DIRECTION →
Your task is to output all the records below, word for word.

MATERIAL SHOWN →

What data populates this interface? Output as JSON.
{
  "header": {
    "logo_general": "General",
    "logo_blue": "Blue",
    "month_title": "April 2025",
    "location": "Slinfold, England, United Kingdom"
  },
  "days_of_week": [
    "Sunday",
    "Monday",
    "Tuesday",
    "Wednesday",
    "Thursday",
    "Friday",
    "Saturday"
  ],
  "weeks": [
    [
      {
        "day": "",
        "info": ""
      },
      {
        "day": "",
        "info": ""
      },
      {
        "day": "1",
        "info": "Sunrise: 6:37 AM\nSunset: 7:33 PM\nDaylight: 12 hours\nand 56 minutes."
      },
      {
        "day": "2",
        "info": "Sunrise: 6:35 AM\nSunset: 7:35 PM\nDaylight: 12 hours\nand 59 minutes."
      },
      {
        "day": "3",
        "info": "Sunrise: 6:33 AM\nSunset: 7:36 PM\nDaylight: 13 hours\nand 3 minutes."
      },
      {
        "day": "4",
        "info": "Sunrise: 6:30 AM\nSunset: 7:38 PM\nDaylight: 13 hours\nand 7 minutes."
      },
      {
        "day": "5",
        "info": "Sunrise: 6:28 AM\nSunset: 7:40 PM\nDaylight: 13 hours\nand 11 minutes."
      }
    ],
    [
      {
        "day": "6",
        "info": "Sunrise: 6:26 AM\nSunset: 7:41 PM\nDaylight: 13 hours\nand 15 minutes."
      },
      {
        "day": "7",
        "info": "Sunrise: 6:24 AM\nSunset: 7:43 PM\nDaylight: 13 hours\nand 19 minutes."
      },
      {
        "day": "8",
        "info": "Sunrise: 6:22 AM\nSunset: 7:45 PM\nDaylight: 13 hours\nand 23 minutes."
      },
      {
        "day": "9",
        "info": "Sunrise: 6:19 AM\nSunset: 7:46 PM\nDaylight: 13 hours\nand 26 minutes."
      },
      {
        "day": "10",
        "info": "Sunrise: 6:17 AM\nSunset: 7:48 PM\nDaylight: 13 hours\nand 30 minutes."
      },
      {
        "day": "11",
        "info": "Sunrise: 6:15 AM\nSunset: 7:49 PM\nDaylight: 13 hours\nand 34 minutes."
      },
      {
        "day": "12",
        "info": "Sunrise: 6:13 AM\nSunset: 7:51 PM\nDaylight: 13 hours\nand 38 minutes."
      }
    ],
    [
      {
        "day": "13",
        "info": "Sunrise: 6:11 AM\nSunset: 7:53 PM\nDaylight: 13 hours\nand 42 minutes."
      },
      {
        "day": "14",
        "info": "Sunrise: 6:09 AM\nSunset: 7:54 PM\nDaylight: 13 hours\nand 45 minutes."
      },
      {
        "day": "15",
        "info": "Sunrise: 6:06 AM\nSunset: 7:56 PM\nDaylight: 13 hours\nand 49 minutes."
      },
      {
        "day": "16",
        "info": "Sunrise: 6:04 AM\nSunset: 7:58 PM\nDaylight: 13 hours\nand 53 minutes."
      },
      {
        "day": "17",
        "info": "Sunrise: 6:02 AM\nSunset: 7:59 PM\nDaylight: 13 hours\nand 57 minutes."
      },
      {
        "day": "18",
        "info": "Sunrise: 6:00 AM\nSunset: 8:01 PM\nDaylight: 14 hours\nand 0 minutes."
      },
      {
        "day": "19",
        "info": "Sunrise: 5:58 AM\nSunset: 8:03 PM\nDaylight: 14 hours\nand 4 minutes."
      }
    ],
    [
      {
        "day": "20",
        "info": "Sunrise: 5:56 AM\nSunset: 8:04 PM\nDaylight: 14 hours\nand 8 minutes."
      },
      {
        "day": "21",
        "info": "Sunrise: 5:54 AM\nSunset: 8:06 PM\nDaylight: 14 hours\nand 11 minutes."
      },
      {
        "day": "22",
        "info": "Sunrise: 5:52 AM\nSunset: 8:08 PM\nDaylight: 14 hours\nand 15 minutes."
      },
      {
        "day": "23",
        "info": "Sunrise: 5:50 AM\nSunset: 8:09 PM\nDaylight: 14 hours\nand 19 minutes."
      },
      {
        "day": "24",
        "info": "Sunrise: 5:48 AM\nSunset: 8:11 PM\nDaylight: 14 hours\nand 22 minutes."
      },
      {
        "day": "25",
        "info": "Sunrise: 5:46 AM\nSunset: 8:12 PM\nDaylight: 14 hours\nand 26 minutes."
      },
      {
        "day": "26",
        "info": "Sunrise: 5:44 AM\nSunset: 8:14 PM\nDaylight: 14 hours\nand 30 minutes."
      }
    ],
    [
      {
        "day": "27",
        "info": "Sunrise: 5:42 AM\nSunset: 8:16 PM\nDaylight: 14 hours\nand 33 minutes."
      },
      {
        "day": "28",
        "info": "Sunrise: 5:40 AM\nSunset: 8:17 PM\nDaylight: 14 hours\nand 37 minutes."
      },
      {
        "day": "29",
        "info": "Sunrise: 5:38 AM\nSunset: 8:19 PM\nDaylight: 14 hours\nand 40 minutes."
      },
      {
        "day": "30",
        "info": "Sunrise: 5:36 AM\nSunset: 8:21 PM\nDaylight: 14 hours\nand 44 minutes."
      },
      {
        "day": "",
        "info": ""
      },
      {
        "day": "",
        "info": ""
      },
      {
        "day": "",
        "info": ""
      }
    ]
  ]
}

TASK OUTPUT →
What data populates this interface? Output as JSON.
{
  "header": {
    "logo_general": "General",
    "logo_blue": "Blue",
    "month_title": "April 2025",
    "location": "Slinfold, England, United Kingdom"
  },
  "days_of_week": [
    "Sunday",
    "Monday",
    "Tuesday",
    "Wednesday",
    "Thursday",
    "Friday",
    "Saturday"
  ],
  "weeks": [
    [
      {
        "day": "",
        "info": ""
      },
      {
        "day": "",
        "info": ""
      },
      {
        "day": "1",
        "info": "Sunrise: 6:37 AM\nSunset: 7:33 PM\nDaylight: 12 hours\nand 56 minutes."
      },
      {
        "day": "2",
        "info": "Sunrise: 6:35 AM\nSunset: 7:35 PM\nDaylight: 12 hours\nand 59 minutes."
      },
      {
        "day": "3",
        "info": "Sunrise: 6:33 AM\nSunset: 7:36 PM\nDaylight: 13 hours\nand 3 minutes."
      },
      {
        "day": "4",
        "info": "Sunrise: 6:30 AM\nSunset: 7:38 PM\nDaylight: 13 hours\nand 7 minutes."
      },
      {
        "day": "5",
        "info": "Sunrise: 6:28 AM\nSunset: 7:40 PM\nDaylight: 13 hours\nand 11 minutes."
      }
    ],
    [
      {
        "day": "6",
        "info": "Sunrise: 6:26 AM\nSunset: 7:41 PM\nDaylight: 13 hours\nand 15 minutes."
      },
      {
        "day": "7",
        "info": "Sunrise: 6:24 AM\nSunset: 7:43 PM\nDaylight: 13 hours\nand 19 minutes."
      },
      {
        "day": "8",
        "info": "Sunrise: 6:22 AM\nSunset: 7:45 PM\nDaylight: 13 hours\nand 23 minutes."
      },
      {
        "day": "9",
        "info": "Sunrise: 6:19 AM\nSunset: 7:46 PM\nDaylight: 13 hours\nand 26 minutes."
      },
      {
        "day": "10",
        "info": "Sunrise: 6:17 AM\nSunset: 7:48 PM\nDaylight: 13 hours\nand 30 minutes."
      },
      {
        "day": "11",
        "info": "Sunrise: 6:15 AM\nSunset: 7:49 PM\nDaylight: 13 hours\nand 34 minutes."
      },
      {
        "day": "12",
        "info": "Sunrise: 6:13 AM\nSunset: 7:51 PM\nDaylight: 13 hours\nand 38 minutes."
      }
    ],
    [
      {
        "day": "13",
        "info": "Sunrise: 6:11 AM\nSunset: 7:53 PM\nDaylight: 13 hours\nand 42 minutes."
      },
      {
        "day": "14",
        "info": "Sunrise: 6:09 AM\nSunset: 7:54 PM\nDaylight: 13 hours\nand 45 minutes."
      },
      {
        "day": "15",
        "info": "Sunrise: 6:06 AM\nSunset: 7:56 PM\nDaylight: 13 hours\nand 49 minutes."
      },
      {
        "day": "16",
        "info": "Sunrise: 6:04 AM\nSunset: 7:58 PM\nDaylight: 13 hours\nand 53 minutes."
      },
      {
        "day": "17",
        "info": "Sunrise: 6:02 AM\nSunset: 7:59 PM\nDaylight: 13 hours\nand 57 minutes."
      },
      {
        "day": "18",
        "info": "Sunrise: 6:00 AM\nSunset: 8:01 PM\nDaylight: 14 hours\nand 0 minutes."
      },
      {
        "day": "19",
        "info": "Sunrise: 5:58 AM\nSunset: 8:03 PM\nDaylight: 14 hours\nand 4 minutes."
      }
    ],
    [
      {
        "day": "20",
        "info": "Sunrise: 5:56 AM\nSunset: 8:04 PM\nDaylight: 14 hours\nand 8 minutes."
      },
      {
        "day": "21",
        "info": "Sunrise: 5:54 AM\nSunset: 8:06 PM\nDaylight: 14 hours\nand 11 minutes."
      },
      {
        "day": "22",
        "info": "Sunrise: 5:52 AM\nSunset: 8:08 PM\nDaylight: 14 hours\nand 15 minutes."
      },
      {
        "day": "23",
        "info": "Sunrise: 5:50 AM\nSunset: 8:09 PM\nDaylight: 14 hours\nand 19 minutes."
      },
      {
        "day": "24",
        "info": "Sunrise: 5:48 AM\nSunset: 8:11 PM\nDaylight: 14 hours\nand 22 minutes."
      },
      {
        "day": "25",
        "info": "Sunrise: 5:46 AM\nSunset: 8:12 PM\nDaylight: 14 hours\nand 26 minutes."
      },
      {
        "day": "26",
        "info": "Sunrise: 5:44 AM\nSunset: 8:14 PM\nDaylight: 14 hours\nand 30 minutes."
      }
    ],
    [
      {
        "day": "27",
        "info": "Sunrise: 5:42 AM\nSunset: 8:16 PM\nDaylight: 14 hours\nand 33 minutes."
      },
      {
        "day": "28",
        "info": "Sunrise: 5:40 AM\nSunset: 8:17 PM\nDaylight: 14 hours\nand 37 minutes."
      },
      {
        "day": "29",
        "info": "Sunrise: 5:38 AM\nSunset: 8:19 PM\nDaylight: 14 hours\nand 40 minutes."
      },
      {
        "day": "30",
        "info": "Sunrise: 5:36 AM\nSunset: 8:21 PM\nDaylight: 14 hours\nand 44 minutes."
      },
      {
        "day": "",
        "info": ""
      },
      {
        "day": "",
        "info": ""
      },
      {
        "day": "",
        "info": ""
      }
    ]
  ]
}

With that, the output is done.